## Supplied entries
◇ ◇ ◇
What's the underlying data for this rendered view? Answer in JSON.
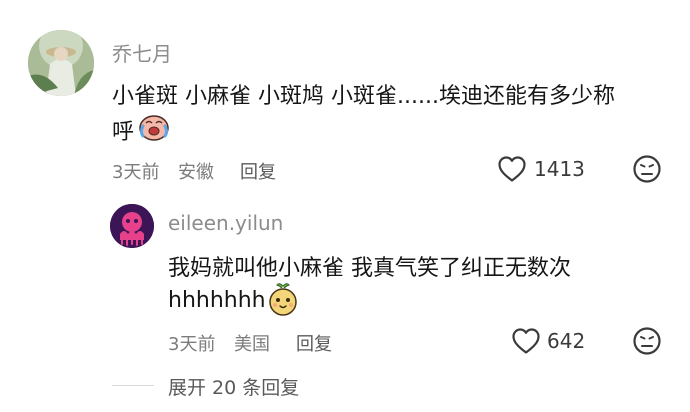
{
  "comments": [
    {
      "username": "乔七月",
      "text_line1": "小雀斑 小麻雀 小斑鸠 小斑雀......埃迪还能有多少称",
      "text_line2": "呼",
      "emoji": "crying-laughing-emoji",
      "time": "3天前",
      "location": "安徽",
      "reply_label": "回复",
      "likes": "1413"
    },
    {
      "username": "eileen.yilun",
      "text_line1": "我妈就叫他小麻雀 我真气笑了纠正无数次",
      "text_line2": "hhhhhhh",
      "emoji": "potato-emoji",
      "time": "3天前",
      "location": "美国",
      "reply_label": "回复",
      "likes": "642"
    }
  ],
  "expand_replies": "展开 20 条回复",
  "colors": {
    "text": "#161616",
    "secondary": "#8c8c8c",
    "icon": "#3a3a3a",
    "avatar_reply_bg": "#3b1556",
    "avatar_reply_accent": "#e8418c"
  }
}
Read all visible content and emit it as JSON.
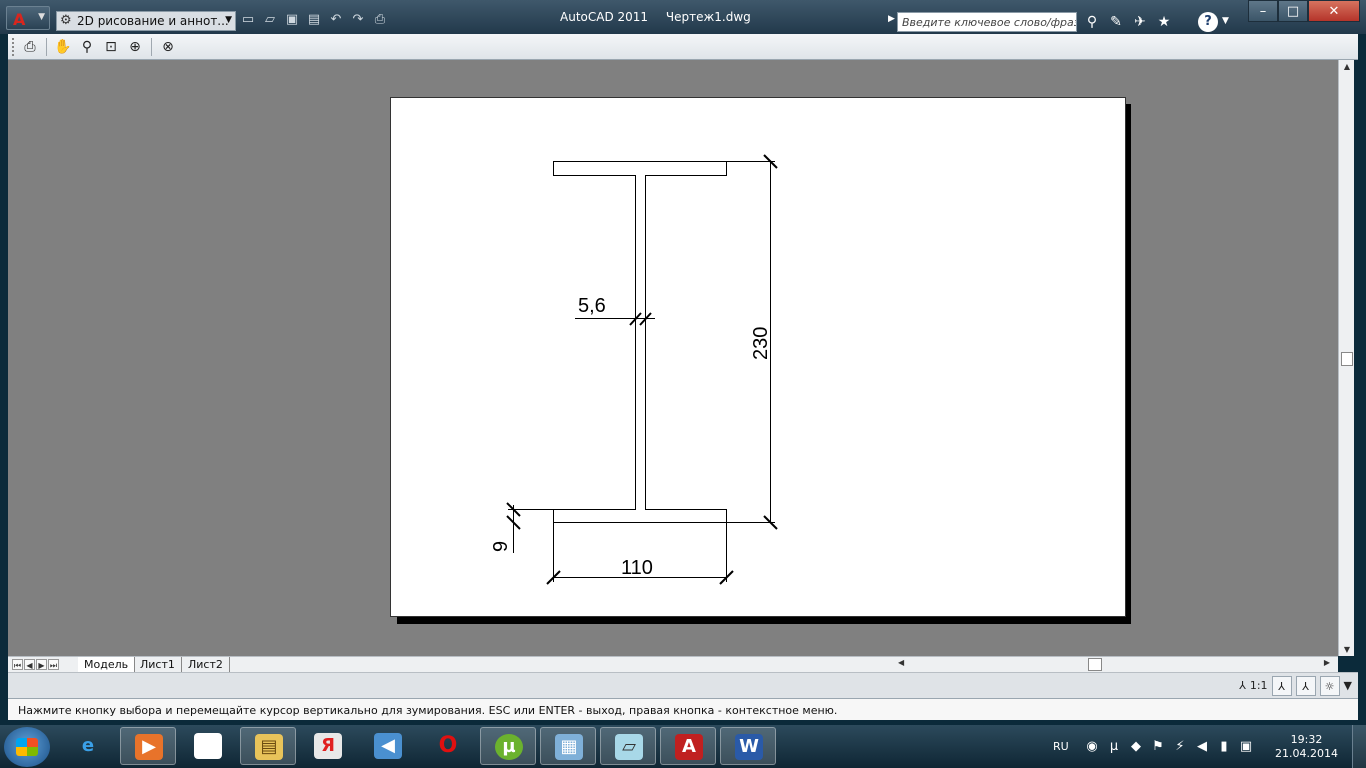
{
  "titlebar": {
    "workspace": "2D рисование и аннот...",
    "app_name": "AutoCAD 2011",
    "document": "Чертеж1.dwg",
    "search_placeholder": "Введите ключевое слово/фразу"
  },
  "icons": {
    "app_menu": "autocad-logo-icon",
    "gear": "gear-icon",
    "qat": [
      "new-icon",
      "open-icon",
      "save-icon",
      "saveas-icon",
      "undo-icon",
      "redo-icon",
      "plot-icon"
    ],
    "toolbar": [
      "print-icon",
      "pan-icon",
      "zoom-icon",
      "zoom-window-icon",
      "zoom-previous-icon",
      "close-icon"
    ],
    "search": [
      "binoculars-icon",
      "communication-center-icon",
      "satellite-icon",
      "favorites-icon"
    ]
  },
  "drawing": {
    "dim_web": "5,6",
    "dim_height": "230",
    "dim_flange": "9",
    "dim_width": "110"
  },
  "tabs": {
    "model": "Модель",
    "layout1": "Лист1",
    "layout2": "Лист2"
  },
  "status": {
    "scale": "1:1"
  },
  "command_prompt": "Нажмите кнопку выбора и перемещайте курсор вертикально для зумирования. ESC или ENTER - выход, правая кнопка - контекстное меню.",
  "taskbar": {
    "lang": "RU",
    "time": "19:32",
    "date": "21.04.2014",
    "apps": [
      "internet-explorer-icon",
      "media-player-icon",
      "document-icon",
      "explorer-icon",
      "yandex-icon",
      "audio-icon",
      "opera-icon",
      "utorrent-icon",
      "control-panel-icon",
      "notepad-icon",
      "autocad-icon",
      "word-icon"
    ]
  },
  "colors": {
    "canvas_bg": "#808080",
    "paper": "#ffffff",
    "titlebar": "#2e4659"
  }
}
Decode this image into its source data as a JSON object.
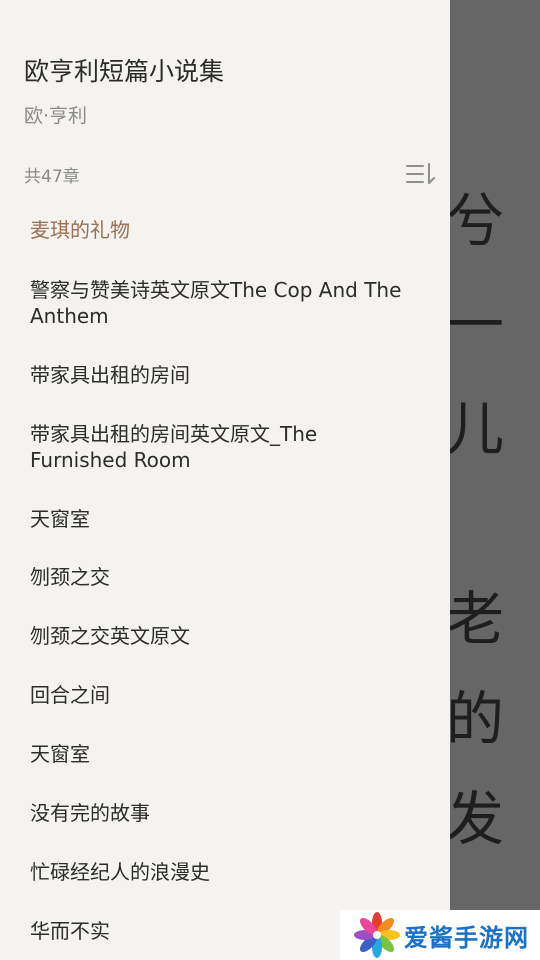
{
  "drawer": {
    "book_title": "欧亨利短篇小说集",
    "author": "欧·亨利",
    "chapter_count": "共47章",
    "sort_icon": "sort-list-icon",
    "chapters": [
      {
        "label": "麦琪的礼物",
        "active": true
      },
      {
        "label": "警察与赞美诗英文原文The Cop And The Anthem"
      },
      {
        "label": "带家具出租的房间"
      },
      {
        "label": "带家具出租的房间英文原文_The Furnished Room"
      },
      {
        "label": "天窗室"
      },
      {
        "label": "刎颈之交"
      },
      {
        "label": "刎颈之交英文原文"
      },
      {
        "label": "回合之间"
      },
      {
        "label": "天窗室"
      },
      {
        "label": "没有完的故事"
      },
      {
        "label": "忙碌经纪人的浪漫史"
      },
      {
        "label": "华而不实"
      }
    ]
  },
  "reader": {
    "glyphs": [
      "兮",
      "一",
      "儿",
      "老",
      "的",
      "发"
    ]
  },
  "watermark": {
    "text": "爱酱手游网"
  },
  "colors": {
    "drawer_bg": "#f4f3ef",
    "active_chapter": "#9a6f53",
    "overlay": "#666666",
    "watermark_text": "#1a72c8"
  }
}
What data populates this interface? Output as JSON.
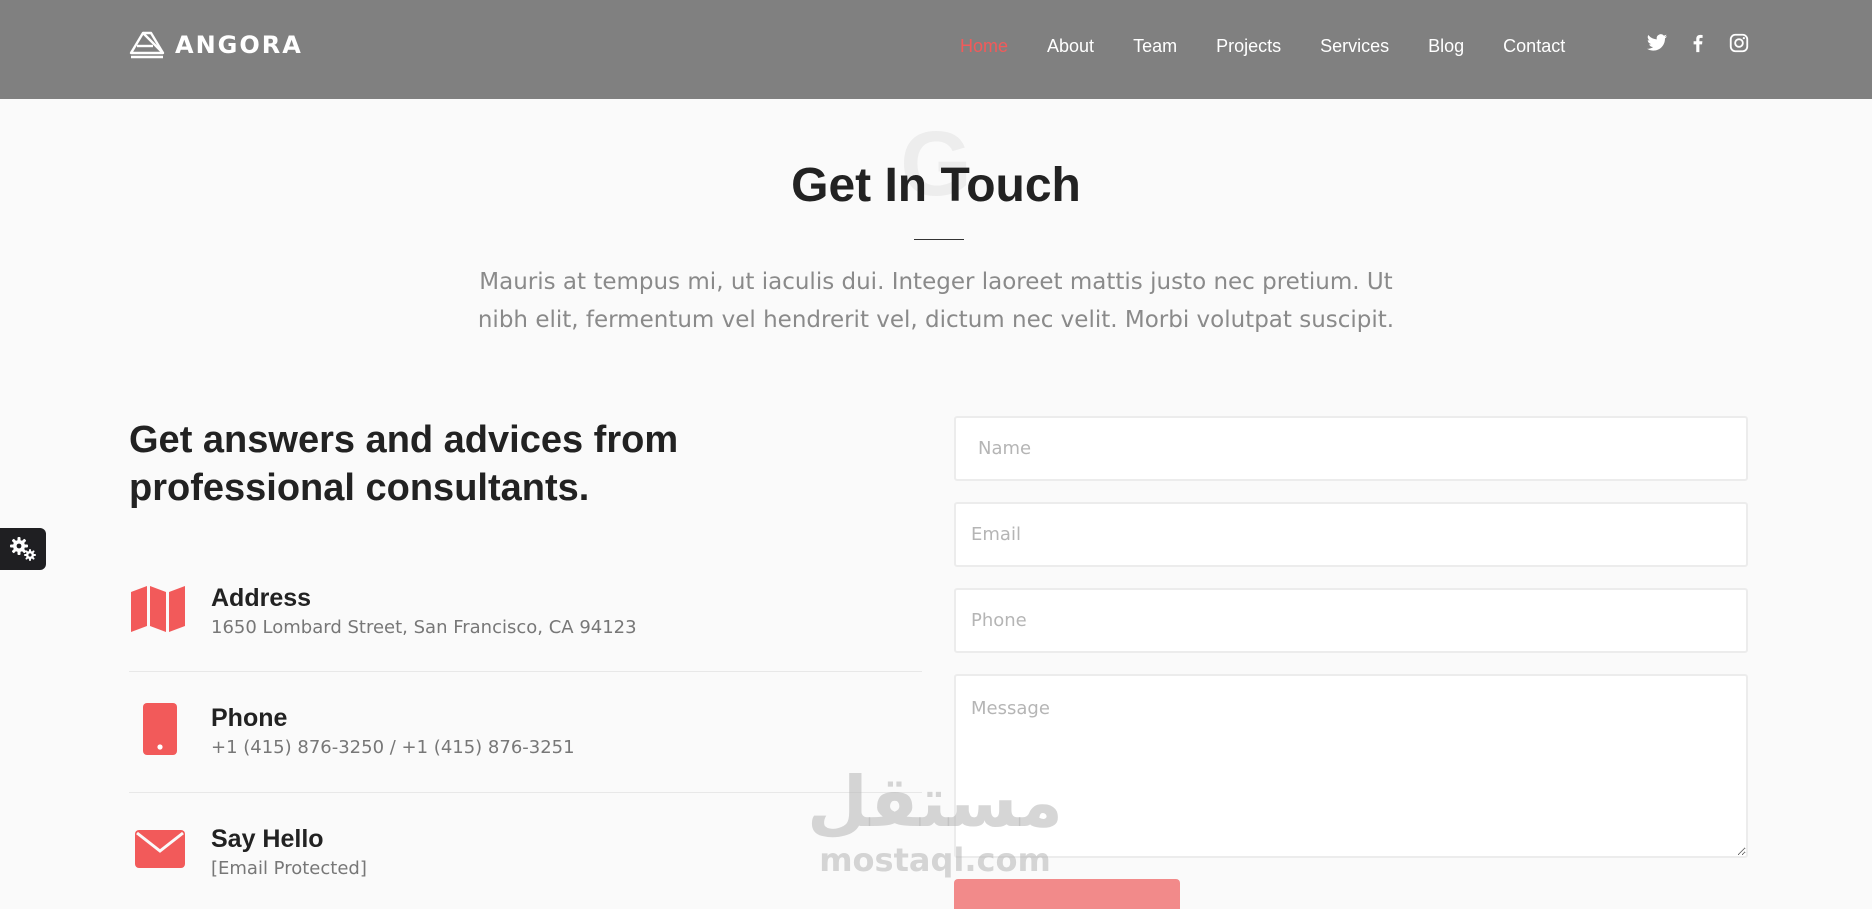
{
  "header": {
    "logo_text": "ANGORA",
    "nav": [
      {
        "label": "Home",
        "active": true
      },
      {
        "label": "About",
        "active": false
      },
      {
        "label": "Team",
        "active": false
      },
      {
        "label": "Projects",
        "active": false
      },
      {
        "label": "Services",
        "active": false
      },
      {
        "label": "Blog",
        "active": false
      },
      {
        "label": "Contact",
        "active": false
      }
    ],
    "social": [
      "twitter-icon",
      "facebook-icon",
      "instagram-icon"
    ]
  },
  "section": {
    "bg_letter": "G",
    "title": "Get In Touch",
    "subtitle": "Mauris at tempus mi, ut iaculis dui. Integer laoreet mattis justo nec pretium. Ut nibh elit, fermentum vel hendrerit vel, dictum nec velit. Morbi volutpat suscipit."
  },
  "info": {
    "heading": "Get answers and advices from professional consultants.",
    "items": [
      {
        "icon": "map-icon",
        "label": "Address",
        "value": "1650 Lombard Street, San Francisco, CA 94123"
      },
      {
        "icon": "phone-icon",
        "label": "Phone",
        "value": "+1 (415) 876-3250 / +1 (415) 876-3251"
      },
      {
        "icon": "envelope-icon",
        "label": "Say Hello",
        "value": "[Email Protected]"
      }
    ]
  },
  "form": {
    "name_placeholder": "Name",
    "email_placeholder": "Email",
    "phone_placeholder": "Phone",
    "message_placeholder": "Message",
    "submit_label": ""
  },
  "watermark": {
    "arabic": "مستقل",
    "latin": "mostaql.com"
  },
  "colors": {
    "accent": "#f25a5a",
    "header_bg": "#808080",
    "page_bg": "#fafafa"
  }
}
◇ ◇ ◇
## Problem statement
With the pictures left out, transcribe the material exactly.

## Final result
What's the underlying data for this rendered view? Answer in JSON.
{
  "comments": [
    {
      "username": "乔七月",
      "text_line1": "小雀斑 小麻雀 小斑鸠 小斑雀......埃迪还能有多少称",
      "text_line2": "呼",
      "emoji": "crying-laughing-emoji",
      "time": "3天前",
      "location": "安徽",
      "reply_label": "回复",
      "likes": "1413"
    },
    {
      "username": "eileen.yilun",
      "text_line1": "我妈就叫他小麻雀 我真气笑了纠正无数次",
      "text_line2": "hhhhhhh",
      "emoji": "potato-emoji",
      "time": "3天前",
      "location": "美国",
      "reply_label": "回复",
      "likes": "642"
    }
  ],
  "expand_replies": "展开 20 条回复",
  "colors": {
    "text": "#161616",
    "secondary": "#8c8c8c",
    "icon": "#3a3a3a",
    "avatar_reply_bg": "#3b1556",
    "avatar_reply_accent": "#e8418c"
  }
}
Read all visible content and emit it as JSON.
{
  "titlebar": {
    "workspace": "2D рисование и аннот...",
    "app_name": "AutoCAD 2011",
    "document": "Чертеж1.dwg",
    "search_placeholder": "Введите ключевое слово/фразу"
  },
  "icons": {
    "app_menu": "autocad-logo-icon",
    "gear": "gear-icon",
    "qat": [
      "new-icon",
      "open-icon",
      "save-icon",
      "saveas-icon",
      "undo-icon",
      "redo-icon",
      "plot-icon"
    ],
    "toolbar": [
      "print-icon",
      "pan-icon",
      "zoom-icon",
      "zoom-window-icon",
      "zoom-previous-icon",
      "close-icon"
    ],
    "search": [
      "binoculars-icon",
      "communication-center-icon",
      "satellite-icon",
      "favorites-icon"
    ]
  },
  "drawing": {
    "dim_web": "5,6",
    "dim_height": "230",
    "dim_flange": "9",
    "dim_width": "110"
  },
  "tabs": {
    "model": "Модель",
    "layout1": "Лист1",
    "layout2": "Лист2"
  },
  "status": {
    "scale": "1:1"
  },
  "command_prompt": "Нажмите кнопку выбора и перемещайте курсор вертикально для зумирования. ESC или ENTER - выход, правая кнопка - контекстное меню.",
  "taskbar": {
    "lang": "RU",
    "time": "19:32",
    "date": "21.04.2014",
    "apps": [
      "internet-explorer-icon",
      "media-player-icon",
      "document-icon",
      "explorer-icon",
      "yandex-icon",
      "audio-icon",
      "opera-icon",
      "utorrent-icon",
      "control-panel-icon",
      "notepad-icon",
      "autocad-icon",
      "word-icon"
    ]
  },
  "colors": {
    "canvas_bg": "#808080",
    "paper": "#ffffff",
    "titlebar": "#2e4659"
  }
}
Decode this image into its source data as a JSON object.
{
  "drawer": {
    "book_title": "欧亨利短篇小说集",
    "author": "欧·亨利",
    "chapter_count": "共47章",
    "sort_icon": "sort-list-icon",
    "chapters": [
      {
        "label": "麦琪的礼物",
        "active": true
      },
      {
        "label": "警察与赞美诗英文原文The Cop And The Anthem"
      },
      {
        "label": "带家具出租的房间"
      },
      {
        "label": "带家具出租的房间英文原文_The Furnished Room"
      },
      {
        "label": "天窗室"
      },
      {
        "label": "刎颈之交"
      },
      {
        "label": "刎颈之交英文原文"
      },
      {
        "label": "回合之间"
      },
      {
        "label": "天窗室"
      },
      {
        "label": "没有完的故事"
      },
      {
        "label": "忙碌经纪人的浪漫史"
      },
      {
        "label": "华而不实"
      }
    ]
  },
  "reader": {
    "glyphs": [
      "兮",
      "一",
      "儿",
      "老",
      "的",
      "发"
    ]
  },
  "watermark": {
    "text": "爱酱手游网"
  },
  "colors": {
    "drawer_bg": "#f4f3ef",
    "active_chapter": "#9a6f53",
    "overlay": "#666666",
    "watermark_text": "#1a72c8"
  }
}
What data populates this interface? Output as JSON.
{
  "header": {
    "logo_text": "ANGORA",
    "nav": [
      {
        "label": "Home",
        "active": true
      },
      {
        "label": "About",
        "active": false
      },
      {
        "label": "Team",
        "active": false
      },
      {
        "label": "Projects",
        "active": false
      },
      {
        "label": "Services",
        "active": false
      },
      {
        "label": "Blog",
        "active": false
      },
      {
        "label": "Contact",
        "active": false
      }
    ],
    "social": [
      "twitter-icon",
      "facebook-icon",
      "instagram-icon"
    ]
  },
  "section": {
    "bg_letter": "G",
    "title": "Get In Touch",
    "subtitle": "Mauris at tempus mi, ut iaculis dui. Integer laoreet mattis justo nec pretium. Ut nibh elit, fermentum vel hendrerit vel, dictum nec velit. Morbi volutpat suscipit."
  },
  "info": {
    "heading": "Get answers and advices from professional consultants.",
    "items": [
      {
        "icon": "map-icon",
        "label": "Address",
        "value": "1650 Lombard Street, San Francisco, CA 94123"
      },
      {
        "icon": "phone-icon",
        "label": "Phone",
        "value": "+1 (415) 876-3250 / +1 (415) 876-3251"
      },
      {
        "icon": "envelope-icon",
        "label": "Say Hello",
        "value": "[Email Protected]"
      }
    ]
  },
  "form": {
    "name_placeholder": "Name",
    "email_placeholder": "Email",
    "phone_placeholder": "Phone",
    "message_placeholder": "Message",
    "submit_label": ""
  },
  "watermark": {
    "arabic": "مستقل",
    "latin": "mostaql.com"
  },
  "colors": {
    "accent": "#f25a5a",
    "header_bg": "#808080",
    "page_bg": "#fafafa"
  }
}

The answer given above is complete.